# TASK
Single out the lines of the material that contain "name" and copy them.

#### DATA TO USE

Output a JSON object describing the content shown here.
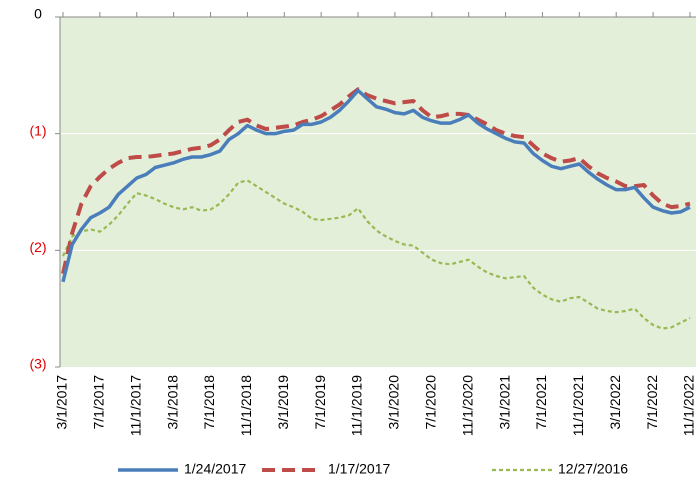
{
  "chart_data": {
    "type": "line",
    "categories": [
      "3/1/2017",
      null,
      null,
      null,
      "7/1/2017",
      null,
      null,
      null,
      "11/1/2017",
      null,
      null,
      null,
      "3/1/2018",
      null,
      null,
      null,
      "7/1/2018",
      null,
      null,
      null,
      "11/1/2018",
      null,
      null,
      null,
      "3/1/2019",
      null,
      null,
      null,
      "7/1/2019",
      null,
      null,
      null,
      "11/1/2019",
      null,
      null,
      null,
      "3/1/2020",
      null,
      null,
      null,
      "7/1/2020",
      null,
      null,
      null,
      "11/1/2020",
      null,
      null,
      null,
      "3/1/2021",
      null,
      null,
      null,
      "7/1/2021",
      null,
      null,
      null,
      "11/1/2021",
      null,
      null,
      null,
      "3/1/2022",
      null,
      null,
      null,
      "7/1/2022",
      null,
      null,
      null,
      "11/1/2022"
    ],
    "series": [
      {
        "name": "1/24/2017",
        "color": "#4a7ebb",
        "dash": "solid",
        "values": [
          -2.27,
          -1.95,
          -1.82,
          -1.72,
          -1.68,
          -1.63,
          -1.52,
          -1.45,
          -1.38,
          -1.35,
          -1.29,
          -1.27,
          -1.25,
          -1.22,
          -1.2,
          -1.2,
          -1.18,
          -1.15,
          -1.05,
          -1.0,
          -0.93,
          -0.97,
          -1.0,
          -1.0,
          -0.98,
          -0.97,
          -0.92,
          -0.92,
          -0.9,
          -0.86,
          -0.8,
          -0.72,
          -0.63,
          -0.7,
          -0.77,
          -0.79,
          -0.82,
          -0.83,
          -0.8,
          -0.86,
          -0.89,
          -0.91,
          -0.91,
          -0.88,
          -0.84,
          -0.91,
          -0.96,
          -1.0,
          -1.04,
          -1.07,
          -1.08,
          -1.17,
          -1.23,
          -1.28,
          -1.3,
          -1.28,
          -1.26,
          -1.33,
          -1.39,
          -1.44,
          -1.48,
          -1.48,
          -1.46,
          -1.55,
          -1.63,
          -1.66,
          -1.68,
          -1.67,
          -1.63
        ]
      },
      {
        "name": "1/17/2017",
        "color": "#be4b48",
        "dash": "dashed",
        "values": [
          -2.2,
          -1.85,
          -1.6,
          -1.45,
          -1.37,
          -1.3,
          -1.25,
          -1.21,
          -1.2,
          -1.2,
          -1.19,
          -1.18,
          -1.17,
          -1.15,
          -1.13,
          -1.12,
          -1.1,
          -1.05,
          -0.97,
          -0.9,
          -0.88,
          -0.93,
          -0.96,
          -0.95,
          -0.94,
          -0.93,
          -0.9,
          -0.88,
          -0.85,
          -0.8,
          -0.75,
          -0.68,
          -0.62,
          -0.67,
          -0.7,
          -0.72,
          -0.74,
          -0.73,
          -0.72,
          -0.8,
          -0.86,
          -0.85,
          -0.83,
          -0.83,
          -0.84,
          -0.88,
          -0.92,
          -0.97,
          -1.0,
          -1.02,
          -1.03,
          -1.1,
          -1.17,
          -1.21,
          -1.24,
          -1.23,
          -1.21,
          -1.28,
          -1.34,
          -1.38,
          -1.41,
          -1.45,
          -1.45,
          -1.44,
          -1.53,
          -1.6,
          -1.63,
          -1.62,
          -1.6
        ]
      },
      {
        "name": "12/27/2016",
        "color": "#98b954",
        "dash": "dotted",
        "values": [
          -2.05,
          -1.88,
          -1.84,
          -1.82,
          -1.84,
          -1.78,
          -1.7,
          -1.6,
          -1.51,
          -1.53,
          -1.56,
          -1.6,
          -1.63,
          -1.65,
          -1.63,
          -1.66,
          -1.65,
          -1.6,
          -1.52,
          -1.42,
          -1.4,
          -1.45,
          -1.5,
          -1.55,
          -1.6,
          -1.63,
          -1.67,
          -1.73,
          -1.74,
          -1.73,
          -1.72,
          -1.7,
          -1.64,
          -1.75,
          -1.83,
          -1.88,
          -1.92,
          -1.95,
          -1.96,
          -2.02,
          -2.08,
          -2.11,
          -2.12,
          -2.1,
          -2.08,
          -2.14,
          -2.19,
          -2.22,
          -2.24,
          -2.23,
          -2.22,
          -2.32,
          -2.38,
          -2.42,
          -2.44,
          -2.41,
          -2.4,
          -2.45,
          -2.5,
          -2.52,
          -2.53,
          -2.52,
          -2.5,
          -2.58,
          -2.64,
          -2.67,
          -2.66,
          -2.62,
          -2.58
        ]
      }
    ],
    "ylim": [
      -3,
      0
    ],
    "yticks": [
      {
        "value": -3,
        "label": "(3)"
      },
      {
        "value": -2,
        "label": "(2)"
      },
      {
        "value": -1,
        "label": "(1)"
      },
      0
    ],
    "grid": true,
    "legend": "bottom",
    "plot_background": "#e4efd9"
  }
}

########

# TASK ANSWER
        "name": "1/24/2017",
        "name": "1/17/2017",
        "name": "12/27/2016",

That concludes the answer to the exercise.